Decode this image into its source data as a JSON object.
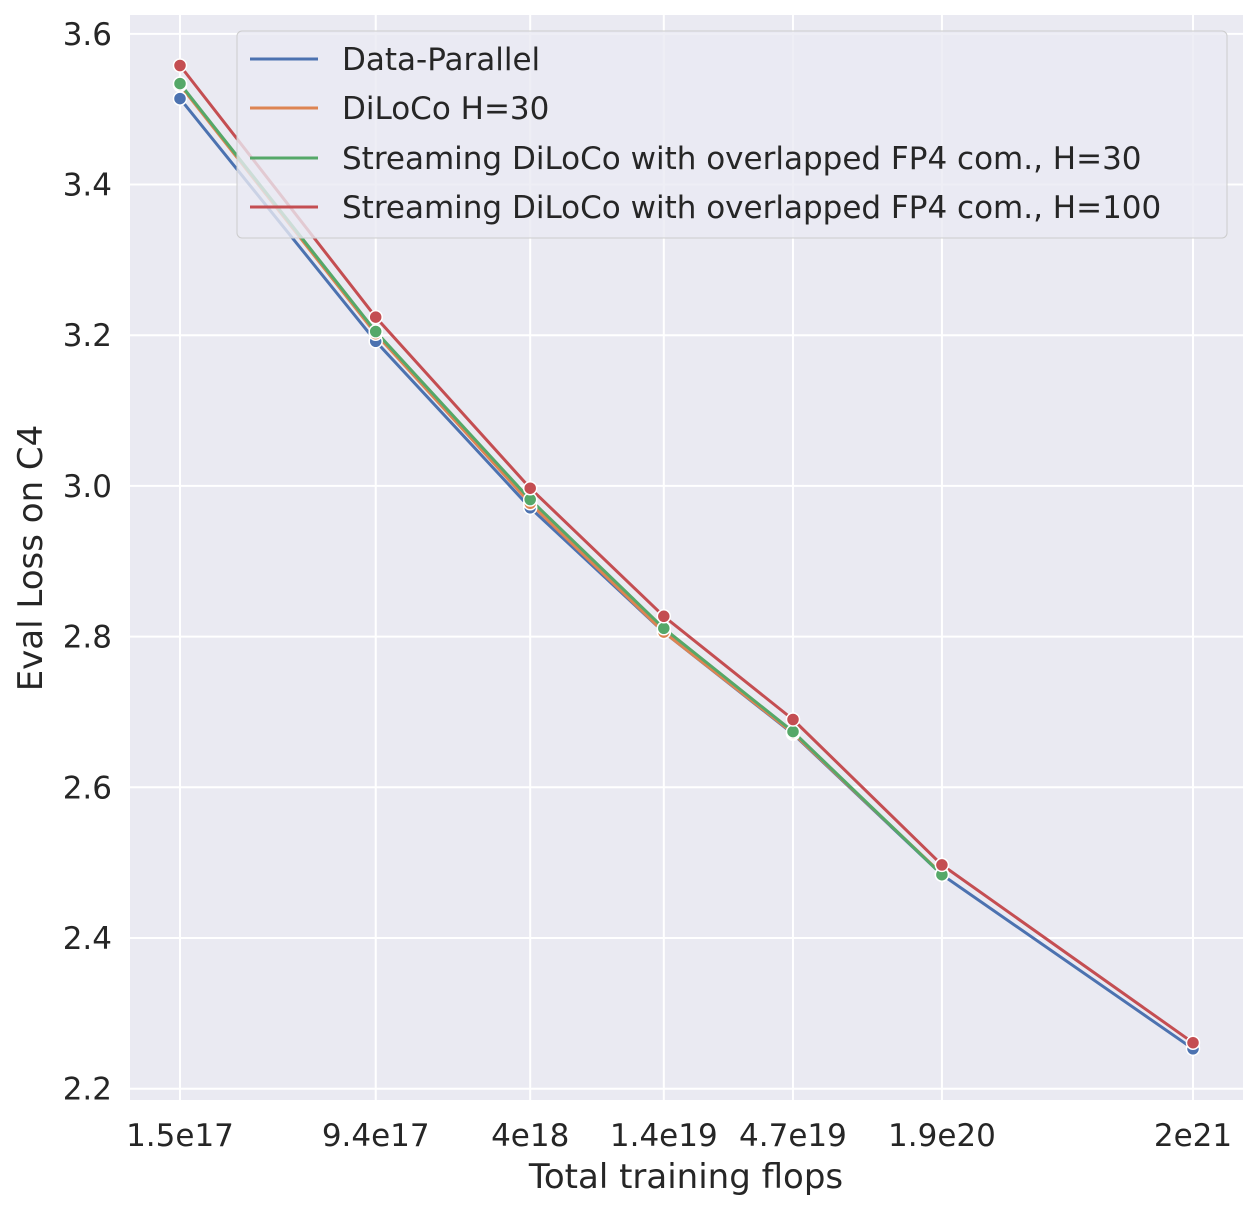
{
  "chart_data": {
    "type": "line",
    "title": "",
    "xlabel": "Total training flops",
    "ylabel": "Eval Loss on C4",
    "x_scale": "log",
    "x": [
      1.5e+17,
      9.4e+17,
      4e+18,
      1.4e+19,
      4.7e+19,
      1.9e+20,
      2e+21
    ],
    "x_tick_labels": [
      "1.5e17",
      "9.4e17",
      "4e18",
      "1.4e19",
      "4.7e19",
      "1.9e20",
      "2e21"
    ],
    "ylim": [
      2.185,
      3.625
    ],
    "y_ticks": [
      2.2,
      2.4,
      2.6,
      2.8,
      3.0,
      3.2,
      3.4,
      3.6
    ],
    "y_tick_labels": [
      "2.2",
      "2.4",
      "2.6",
      "2.8",
      "3.0",
      "3.2",
      "3.4",
      "3.6"
    ],
    "grid": true,
    "legend_position": "top-right",
    "series": [
      {
        "name": "Data-Parallel",
        "color": "#4c72b0",
        "values": [
          3.514,
          3.192,
          2.971,
          2.806,
          2.671,
          2.484,
          2.253
        ]
      },
      {
        "name": "DiLoCo H=30",
        "color": "#dd8452",
        "values": [
          3.532,
          3.202,
          2.977,
          2.806,
          2.672,
          2.485,
          null
        ]
      },
      {
        "name": "Streaming DiLoCo with overlapped FP4 com., H=30",
        "color": "#55a868",
        "values": [
          3.534,
          3.205,
          2.982,
          2.811,
          2.674,
          2.484,
          null
        ]
      },
      {
        "name": "Streaming DiLoCo with overlapped FP4 com., H=100",
        "color": "#c44e52",
        "values": [
          3.558,
          3.224,
          2.997,
          2.827,
          2.69,
          2.497,
          2.261
        ]
      }
    ]
  }
}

**Required task:** Output the data exactly. Pictures don't belong in the result.

**Solution for this problem:**
Decode this image into its source data as a JSON object.
{
  "chart_data": {
    "type": "line",
    "title": "",
    "xlabel": "Total training flops",
    "ylabel": "Eval Loss on C4",
    "x_scale": "log",
    "x": [
      1.5e+17,
      9.4e+17,
      4e+18,
      1.4e+19,
      4.7e+19,
      1.9e+20,
      2e+21
    ],
    "x_tick_labels": [
      "1.5e17",
      "9.4e17",
      "4e18",
      "1.4e19",
      "4.7e19",
      "1.9e20",
      "2e21"
    ],
    "ylim": [
      2.185,
      3.625
    ],
    "y_ticks": [
      2.2,
      2.4,
      2.6,
      2.8,
      3.0,
      3.2,
      3.4,
      3.6
    ],
    "y_tick_labels": [
      "2.2",
      "2.4",
      "2.6",
      "2.8",
      "3.0",
      "3.2",
      "3.4",
      "3.6"
    ],
    "grid": true,
    "legend_position": "top-right",
    "series": [
      {
        "name": "Data-Parallel",
        "color": "#4c72b0",
        "values": [
          3.514,
          3.192,
          2.971,
          2.806,
          2.671,
          2.484,
          2.253
        ]
      },
      {
        "name": "DiLoCo H=30",
        "color": "#dd8452",
        "values": [
          3.532,
          3.202,
          2.977,
          2.806,
          2.672,
          2.485,
          null
        ]
      },
      {
        "name": "Streaming DiLoCo with overlapped FP4 com., H=30",
        "color": "#55a868",
        "values": [
          3.534,
          3.205,
          2.982,
          2.811,
          2.674,
          2.484,
          null
        ]
      },
      {
        "name": "Streaming DiLoCo with overlapped FP4 com., H=100",
        "color": "#c44e52",
        "values": [
          3.558,
          3.224,
          2.997,
          2.827,
          2.69,
          2.497,
          2.261
        ]
      }
    ]
  }
}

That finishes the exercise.